Start of Information supplied

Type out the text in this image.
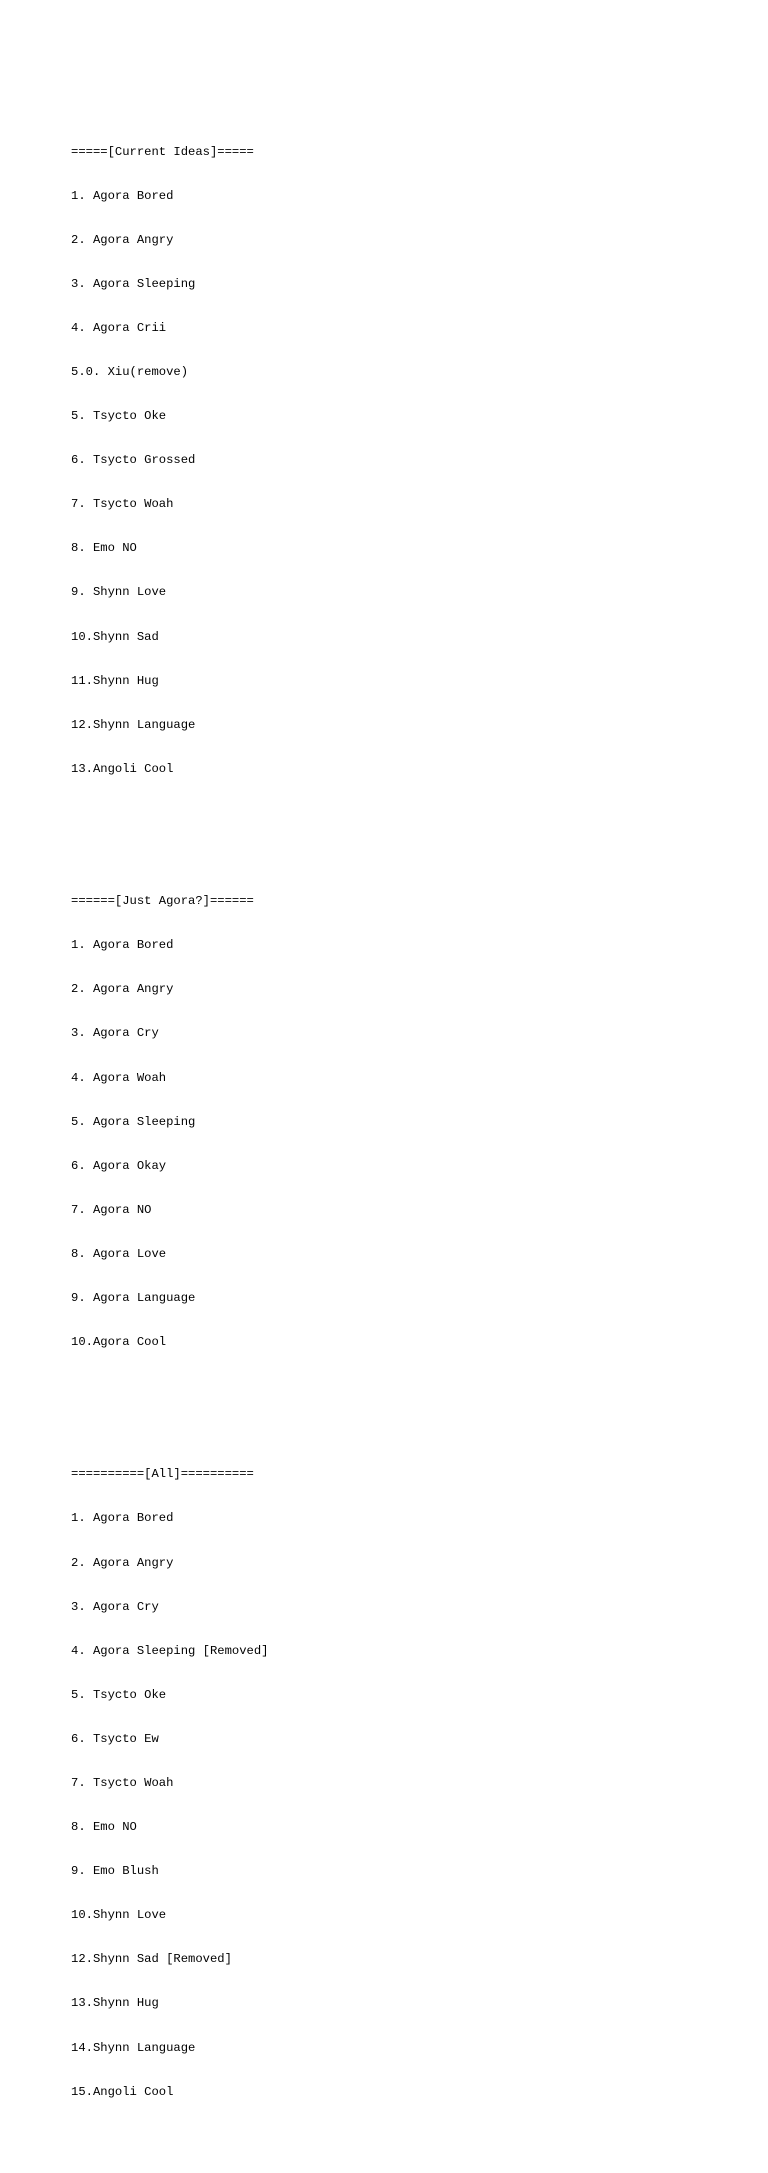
=====[Current Ideas]=====

1. Agora Bored

2. Agora Angry

3. Agora Sleeping

4. Agora Crii

5.0. Xiu(remove)

5. Tsycto Oke

6. Tsycto Grossed

7. Tsycto Woah

8. Emo NO

9. Shynn Love

10.Shynn Sad

11.Shynn Hug

12.Shynn Language

13.Angoli Cool

======[Just Agora?]======

1. Agora Bored

2. Agora Angry

3. Agora Cry

4. Agora Woah

5. Agora Sleeping

6. Agora Okay

7. Agora NO

8. Agora Love

9. Agora Language

10.Agora Cool

==========[All]==========

1. Agora Bored

2. Agora Angry

3. Agora Cry

4. Agora Sleeping [Removed]

5. Tsycto Oke

6. Tsycto Ew

7. Tsycto Woah

8. Emo NO

9. Emo Blush

10.Shynn Love

12.Shynn Sad [Removed]

13.Shynn Hug

14.Shynn Language

15.Angoli Cool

End of Information supplied

Your task:
All of the records above must be copied exactly, except for the pictures.

Response to this exercise:
Type out the text in this image.
=====[Current Ideas]=====

1. Agora Bored

2. Agora Angry

3. Agora Sleeping

4. Agora Crii

5.0. Xiu(remove)

5. Tsycto Oke

6. Tsycto Grossed

7. Tsycto Woah

8. Emo NO

9. Shynn Love

10.Shynn Sad

11.Shynn Hug

12.Shynn Language

13.Angoli Cool

======[Just Agora?]======

1. Agora Bored

2. Agora Angry

3. Agora Cry

4. Agora Woah

5. Agora Sleeping

6. Agora Okay

7. Agora NO

8. Agora Love

9. Agora Language

10.Agora Cool

==========[All]==========

1. Agora Bored

2. Agora Angry

3. Agora Cry

4. Agora Sleeping [Removed]

5. Tsycto Oke

6. Tsycto Ew

7. Tsycto Woah

8. Emo NO

9. Emo Blush

10.Shynn Love

12.Shynn Sad [Removed]

13.Shynn Hug

14.Shynn Language

15.Angoli Cool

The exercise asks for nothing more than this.